Saved entries:
## BEGIN

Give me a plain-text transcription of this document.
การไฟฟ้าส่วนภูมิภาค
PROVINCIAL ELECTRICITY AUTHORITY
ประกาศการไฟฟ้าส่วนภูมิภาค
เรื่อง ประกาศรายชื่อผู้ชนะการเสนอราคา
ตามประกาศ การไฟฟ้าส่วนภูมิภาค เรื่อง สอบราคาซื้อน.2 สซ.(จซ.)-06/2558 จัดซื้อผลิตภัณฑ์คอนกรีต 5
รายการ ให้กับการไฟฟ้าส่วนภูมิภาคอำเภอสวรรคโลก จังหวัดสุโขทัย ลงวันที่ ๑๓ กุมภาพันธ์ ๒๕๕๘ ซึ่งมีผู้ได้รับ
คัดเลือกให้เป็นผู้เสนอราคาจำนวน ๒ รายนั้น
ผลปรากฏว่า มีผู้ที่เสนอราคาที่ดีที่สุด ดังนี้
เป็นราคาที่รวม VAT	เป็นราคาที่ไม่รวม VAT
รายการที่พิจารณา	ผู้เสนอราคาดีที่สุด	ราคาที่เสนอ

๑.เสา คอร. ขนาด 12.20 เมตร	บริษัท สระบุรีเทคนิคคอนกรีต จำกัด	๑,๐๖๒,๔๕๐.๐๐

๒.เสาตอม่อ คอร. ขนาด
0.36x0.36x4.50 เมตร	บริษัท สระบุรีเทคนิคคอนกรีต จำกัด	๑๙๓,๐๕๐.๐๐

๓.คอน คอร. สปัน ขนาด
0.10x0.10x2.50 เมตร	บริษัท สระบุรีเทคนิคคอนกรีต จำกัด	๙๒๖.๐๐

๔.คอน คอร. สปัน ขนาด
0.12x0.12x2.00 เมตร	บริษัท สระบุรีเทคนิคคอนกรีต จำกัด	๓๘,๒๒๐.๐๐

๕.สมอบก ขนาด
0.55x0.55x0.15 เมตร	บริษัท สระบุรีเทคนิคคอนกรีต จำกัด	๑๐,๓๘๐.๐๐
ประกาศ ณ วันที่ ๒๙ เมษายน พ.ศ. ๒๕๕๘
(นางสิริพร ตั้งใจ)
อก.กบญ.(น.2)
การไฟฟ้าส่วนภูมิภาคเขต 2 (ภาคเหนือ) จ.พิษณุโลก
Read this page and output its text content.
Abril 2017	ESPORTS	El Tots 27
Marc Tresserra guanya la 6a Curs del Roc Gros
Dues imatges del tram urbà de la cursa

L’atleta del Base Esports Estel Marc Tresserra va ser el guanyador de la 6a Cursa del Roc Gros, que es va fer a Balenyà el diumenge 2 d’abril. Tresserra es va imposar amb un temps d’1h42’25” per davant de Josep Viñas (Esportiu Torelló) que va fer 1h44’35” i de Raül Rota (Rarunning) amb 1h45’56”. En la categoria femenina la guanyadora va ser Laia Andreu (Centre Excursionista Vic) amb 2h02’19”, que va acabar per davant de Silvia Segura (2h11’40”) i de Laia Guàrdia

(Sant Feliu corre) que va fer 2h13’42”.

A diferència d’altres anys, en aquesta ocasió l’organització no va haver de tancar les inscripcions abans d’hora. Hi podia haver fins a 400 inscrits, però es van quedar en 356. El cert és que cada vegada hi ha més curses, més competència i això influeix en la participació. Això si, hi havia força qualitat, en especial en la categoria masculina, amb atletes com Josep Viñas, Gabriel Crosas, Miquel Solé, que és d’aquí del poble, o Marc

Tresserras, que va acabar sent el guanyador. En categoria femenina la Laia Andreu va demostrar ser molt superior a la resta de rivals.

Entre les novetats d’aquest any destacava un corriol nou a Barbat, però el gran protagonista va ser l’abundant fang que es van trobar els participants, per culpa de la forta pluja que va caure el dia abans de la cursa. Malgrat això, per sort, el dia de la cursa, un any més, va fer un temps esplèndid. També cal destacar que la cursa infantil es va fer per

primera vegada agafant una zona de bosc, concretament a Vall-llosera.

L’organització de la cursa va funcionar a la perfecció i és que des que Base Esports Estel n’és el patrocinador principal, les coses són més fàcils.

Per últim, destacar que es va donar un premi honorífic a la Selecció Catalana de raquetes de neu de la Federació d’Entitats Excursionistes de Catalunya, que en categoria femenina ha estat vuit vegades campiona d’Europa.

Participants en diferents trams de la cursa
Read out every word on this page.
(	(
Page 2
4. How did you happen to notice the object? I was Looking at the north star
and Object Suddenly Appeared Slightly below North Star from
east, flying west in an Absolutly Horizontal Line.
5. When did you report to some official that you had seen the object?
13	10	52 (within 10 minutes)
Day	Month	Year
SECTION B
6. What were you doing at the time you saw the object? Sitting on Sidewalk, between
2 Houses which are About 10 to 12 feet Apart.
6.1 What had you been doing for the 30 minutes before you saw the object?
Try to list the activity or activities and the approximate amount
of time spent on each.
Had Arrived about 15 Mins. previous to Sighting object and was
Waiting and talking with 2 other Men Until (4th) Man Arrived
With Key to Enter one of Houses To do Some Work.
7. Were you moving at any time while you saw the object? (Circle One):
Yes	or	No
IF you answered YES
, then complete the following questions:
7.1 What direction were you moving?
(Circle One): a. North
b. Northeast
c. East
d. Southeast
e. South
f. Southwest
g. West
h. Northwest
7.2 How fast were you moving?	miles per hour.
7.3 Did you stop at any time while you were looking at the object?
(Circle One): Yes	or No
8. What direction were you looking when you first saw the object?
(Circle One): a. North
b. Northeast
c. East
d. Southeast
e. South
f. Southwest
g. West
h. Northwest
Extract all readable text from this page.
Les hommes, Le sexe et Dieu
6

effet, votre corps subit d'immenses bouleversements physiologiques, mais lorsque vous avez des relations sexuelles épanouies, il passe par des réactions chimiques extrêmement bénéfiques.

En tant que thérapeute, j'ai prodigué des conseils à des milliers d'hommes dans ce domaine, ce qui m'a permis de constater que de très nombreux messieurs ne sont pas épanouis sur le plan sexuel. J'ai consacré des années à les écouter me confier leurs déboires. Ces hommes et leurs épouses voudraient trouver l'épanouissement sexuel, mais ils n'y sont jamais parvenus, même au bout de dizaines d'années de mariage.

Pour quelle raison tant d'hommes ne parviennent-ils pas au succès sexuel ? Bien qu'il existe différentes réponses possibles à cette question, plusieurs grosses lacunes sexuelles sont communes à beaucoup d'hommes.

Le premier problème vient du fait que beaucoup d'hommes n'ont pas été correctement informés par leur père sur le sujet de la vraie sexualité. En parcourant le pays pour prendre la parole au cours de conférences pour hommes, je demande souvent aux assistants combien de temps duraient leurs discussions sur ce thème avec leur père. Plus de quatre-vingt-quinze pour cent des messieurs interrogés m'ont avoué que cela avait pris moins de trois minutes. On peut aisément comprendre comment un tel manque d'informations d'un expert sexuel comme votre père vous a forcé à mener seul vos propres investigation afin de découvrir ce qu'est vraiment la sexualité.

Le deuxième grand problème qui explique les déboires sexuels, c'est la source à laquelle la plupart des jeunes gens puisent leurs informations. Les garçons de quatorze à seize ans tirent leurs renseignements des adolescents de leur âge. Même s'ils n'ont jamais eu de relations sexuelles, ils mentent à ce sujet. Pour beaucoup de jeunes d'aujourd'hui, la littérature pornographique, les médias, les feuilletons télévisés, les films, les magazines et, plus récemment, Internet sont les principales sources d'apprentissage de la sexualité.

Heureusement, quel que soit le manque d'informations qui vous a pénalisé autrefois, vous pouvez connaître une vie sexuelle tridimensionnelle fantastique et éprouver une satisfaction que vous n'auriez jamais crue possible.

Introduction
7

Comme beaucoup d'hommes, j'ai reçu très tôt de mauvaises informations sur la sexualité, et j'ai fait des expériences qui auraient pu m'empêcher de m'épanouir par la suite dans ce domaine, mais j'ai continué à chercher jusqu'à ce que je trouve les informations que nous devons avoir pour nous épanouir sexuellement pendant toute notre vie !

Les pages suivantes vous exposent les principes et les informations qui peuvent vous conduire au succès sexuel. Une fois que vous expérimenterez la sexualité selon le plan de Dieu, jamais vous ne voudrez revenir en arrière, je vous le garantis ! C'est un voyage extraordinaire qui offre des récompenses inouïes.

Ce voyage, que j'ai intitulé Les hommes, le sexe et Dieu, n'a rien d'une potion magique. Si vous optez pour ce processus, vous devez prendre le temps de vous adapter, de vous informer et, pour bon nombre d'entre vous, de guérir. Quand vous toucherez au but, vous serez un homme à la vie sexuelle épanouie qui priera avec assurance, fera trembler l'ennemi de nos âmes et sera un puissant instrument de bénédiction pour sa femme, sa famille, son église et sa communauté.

## END

Brief:
Copy out each line of the listing that holds "time".

Answer for this exercise:
6. What were you doing at the time you saw the object? Sitting on Sidewalk, between
of time spent on each.
7. Were you moving at any time while you saw the object? (Circle One):
7.3 Did you stop at any time while you were looking at the object?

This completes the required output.